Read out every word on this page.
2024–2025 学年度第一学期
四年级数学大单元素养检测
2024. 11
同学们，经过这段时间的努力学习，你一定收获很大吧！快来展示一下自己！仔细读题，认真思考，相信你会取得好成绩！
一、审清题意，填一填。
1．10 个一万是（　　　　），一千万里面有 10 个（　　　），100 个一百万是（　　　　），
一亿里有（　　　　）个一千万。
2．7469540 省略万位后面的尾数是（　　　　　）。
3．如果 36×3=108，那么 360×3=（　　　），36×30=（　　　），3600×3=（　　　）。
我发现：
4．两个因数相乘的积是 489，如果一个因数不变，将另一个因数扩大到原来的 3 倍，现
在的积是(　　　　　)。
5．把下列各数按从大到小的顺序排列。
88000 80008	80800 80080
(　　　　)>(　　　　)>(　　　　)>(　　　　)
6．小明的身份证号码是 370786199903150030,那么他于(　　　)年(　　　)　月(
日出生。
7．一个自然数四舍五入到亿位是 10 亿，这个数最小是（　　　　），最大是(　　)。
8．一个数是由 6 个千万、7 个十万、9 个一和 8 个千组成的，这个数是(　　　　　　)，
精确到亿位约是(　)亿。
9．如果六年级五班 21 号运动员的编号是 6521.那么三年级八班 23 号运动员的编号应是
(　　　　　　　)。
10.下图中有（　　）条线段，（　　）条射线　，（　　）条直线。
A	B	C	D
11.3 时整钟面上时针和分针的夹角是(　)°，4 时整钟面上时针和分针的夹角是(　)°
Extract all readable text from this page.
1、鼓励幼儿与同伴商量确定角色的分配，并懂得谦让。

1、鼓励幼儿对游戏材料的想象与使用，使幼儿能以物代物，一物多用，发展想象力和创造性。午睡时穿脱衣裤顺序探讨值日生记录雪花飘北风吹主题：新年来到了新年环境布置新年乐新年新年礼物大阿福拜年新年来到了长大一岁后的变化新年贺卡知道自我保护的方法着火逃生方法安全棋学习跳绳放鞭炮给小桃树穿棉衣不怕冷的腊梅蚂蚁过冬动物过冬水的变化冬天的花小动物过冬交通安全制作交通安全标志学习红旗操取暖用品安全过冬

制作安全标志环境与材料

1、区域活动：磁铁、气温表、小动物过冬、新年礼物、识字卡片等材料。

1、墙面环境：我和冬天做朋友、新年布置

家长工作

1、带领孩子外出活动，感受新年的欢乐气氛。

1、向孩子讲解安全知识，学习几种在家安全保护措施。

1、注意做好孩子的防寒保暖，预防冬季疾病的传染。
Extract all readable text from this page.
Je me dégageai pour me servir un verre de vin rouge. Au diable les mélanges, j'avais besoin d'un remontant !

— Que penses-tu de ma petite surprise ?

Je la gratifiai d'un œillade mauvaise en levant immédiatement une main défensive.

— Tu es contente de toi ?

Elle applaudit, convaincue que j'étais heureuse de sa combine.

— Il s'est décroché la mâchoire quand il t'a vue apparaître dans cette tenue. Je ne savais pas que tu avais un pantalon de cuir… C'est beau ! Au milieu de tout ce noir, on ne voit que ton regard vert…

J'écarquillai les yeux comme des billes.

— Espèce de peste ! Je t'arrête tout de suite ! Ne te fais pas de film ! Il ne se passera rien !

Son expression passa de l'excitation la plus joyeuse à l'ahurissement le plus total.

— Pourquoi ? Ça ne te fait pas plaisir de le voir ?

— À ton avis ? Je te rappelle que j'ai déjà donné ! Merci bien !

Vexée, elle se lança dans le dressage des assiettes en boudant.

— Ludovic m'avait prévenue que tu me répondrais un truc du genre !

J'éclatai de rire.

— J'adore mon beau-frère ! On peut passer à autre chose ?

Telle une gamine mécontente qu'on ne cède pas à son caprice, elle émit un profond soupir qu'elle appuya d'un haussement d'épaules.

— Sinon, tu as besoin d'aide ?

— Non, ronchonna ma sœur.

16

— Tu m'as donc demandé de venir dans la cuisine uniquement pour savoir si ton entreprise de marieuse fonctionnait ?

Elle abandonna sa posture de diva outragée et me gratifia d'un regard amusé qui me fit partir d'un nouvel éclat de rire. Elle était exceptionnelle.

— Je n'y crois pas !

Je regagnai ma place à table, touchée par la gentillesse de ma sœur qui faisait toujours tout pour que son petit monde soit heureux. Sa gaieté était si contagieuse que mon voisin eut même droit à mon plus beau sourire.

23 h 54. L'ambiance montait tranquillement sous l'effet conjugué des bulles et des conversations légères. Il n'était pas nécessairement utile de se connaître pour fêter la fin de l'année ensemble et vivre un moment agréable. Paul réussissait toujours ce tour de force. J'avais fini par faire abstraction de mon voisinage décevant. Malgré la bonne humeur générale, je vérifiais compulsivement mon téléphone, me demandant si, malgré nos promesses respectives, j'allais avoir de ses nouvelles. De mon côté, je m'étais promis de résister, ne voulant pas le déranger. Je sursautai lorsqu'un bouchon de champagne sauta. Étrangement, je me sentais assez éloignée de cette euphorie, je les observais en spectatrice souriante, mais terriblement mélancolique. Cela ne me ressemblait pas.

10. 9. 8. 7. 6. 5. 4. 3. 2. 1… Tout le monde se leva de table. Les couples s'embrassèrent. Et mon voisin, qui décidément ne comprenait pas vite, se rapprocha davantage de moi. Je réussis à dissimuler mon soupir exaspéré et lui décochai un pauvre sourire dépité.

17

## Instructions to follow
From the listing above, pick out each line where the word "sourire" appears.

## Result of the task
Je regagnai ma place à table, touchée par la gentillesse de ma sœur qui faisait toujours tout pour que son petit monde soit heureux. Sa gaieté était si contagieuse que mon voisin eut même droit à mon plus beau sourire.
10. 9. 8. 7. 6. 5. 4. 3. 2. 1… Tout le monde se leva de table. Les couples s'embrassèrent. Et mon voisin, qui décidément ne comprenait pas vite, se rapprocha davantage de moi. Je réussis à dissimuler mon soupir exaspéré et lui décochai un pauvre sourire dépité.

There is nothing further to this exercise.